(Data records)
<<<<
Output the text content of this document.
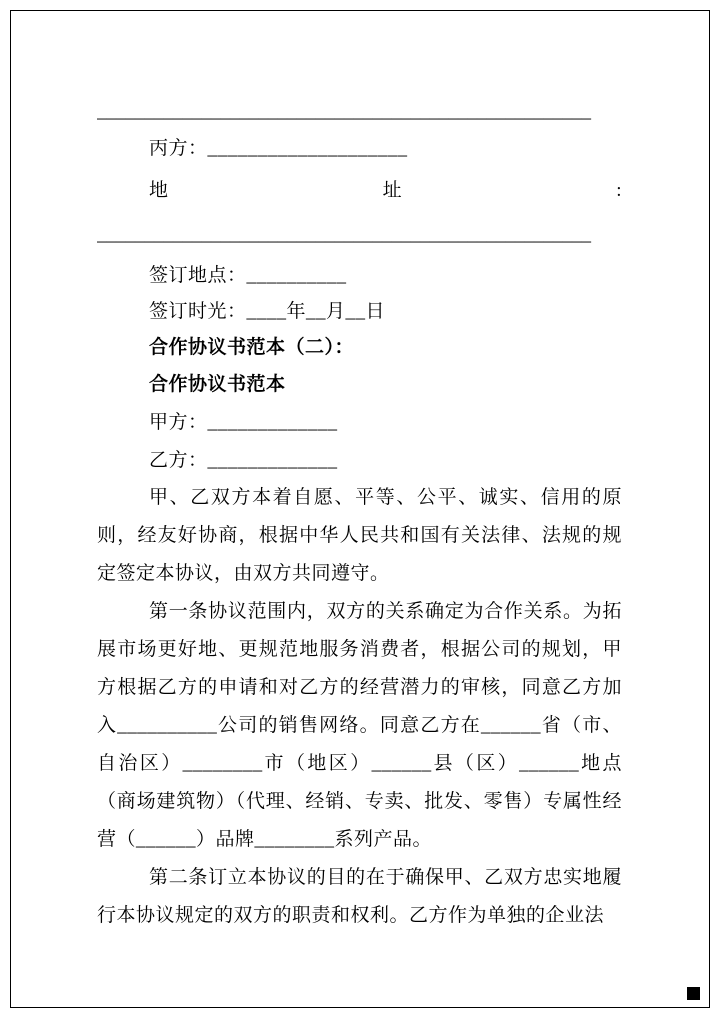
____________________________________________________
丙方：____________________
地	址	:
____________________________________________________
签订地点：__________
签订时光：____年__月__日
合作协议书范本（二）：
合作协议书范本
甲方：_____________
乙方：_____________

甲、乙双方本着自愿、平等、公平、诚实、信用的原则，经友好协商，根据中华人民共和国有关法律、法规的规定签定本协议，由双方共同遵守。

第一条协议范围内，双方的关系确定为合作关系。为拓展市场更好地、更规范地服务消费者，根据公司的规划，甲方根据乙方的申请和对乙方的经营潜力的审核，同意乙方加入__________公司的销售网络。同意乙方在______省（市、自治区）________市（地区）______县（区）______地点（商场建筑物）（代理、经销、专卖、批发、零售）专属性经营（______）品牌________系列产品。

第二条订立本协议的目的在于确保甲、乙双方忠实地履行本协议规定的双方的职责和权利。乙方作为单独的企业法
>>>>
Requirement » Return the full material word for word. Do not include the pictures.

Response below »
Output the text content of this document.
____________________________________________________
丙方：____________________
地	址	:
____________________________________________________
签订地点：__________
签订时光：____年__月__日
合作协议书范本（二）：
合作协议书范本
甲方：_____________
乙方：_____________

甲、乙双方本着自愿、平等、公平、诚实、信用的原则，经友好协商，根据中华人民共和国有关法律、法规的规定签定本协议，由双方共同遵守。

第一条协议范围内，双方的关系确定为合作关系。为拓展市场更好地、更规范地服务消费者，根据公司的规划，甲方根据乙方的申请和对乙方的经营潜力的审核，同意乙方加入__________公司的销售网络。同意乙方在______省（市、自治区）________市（地区）______县（区）______地点（商场建筑物）（代理、经销、专卖、批发、零售）专属性经营（______）品牌________系列产品。

第二条订立本协议的目的在于确保甲、乙双方忠实地履行本协议规定的双方的职责和权利。乙方作为单独的企业法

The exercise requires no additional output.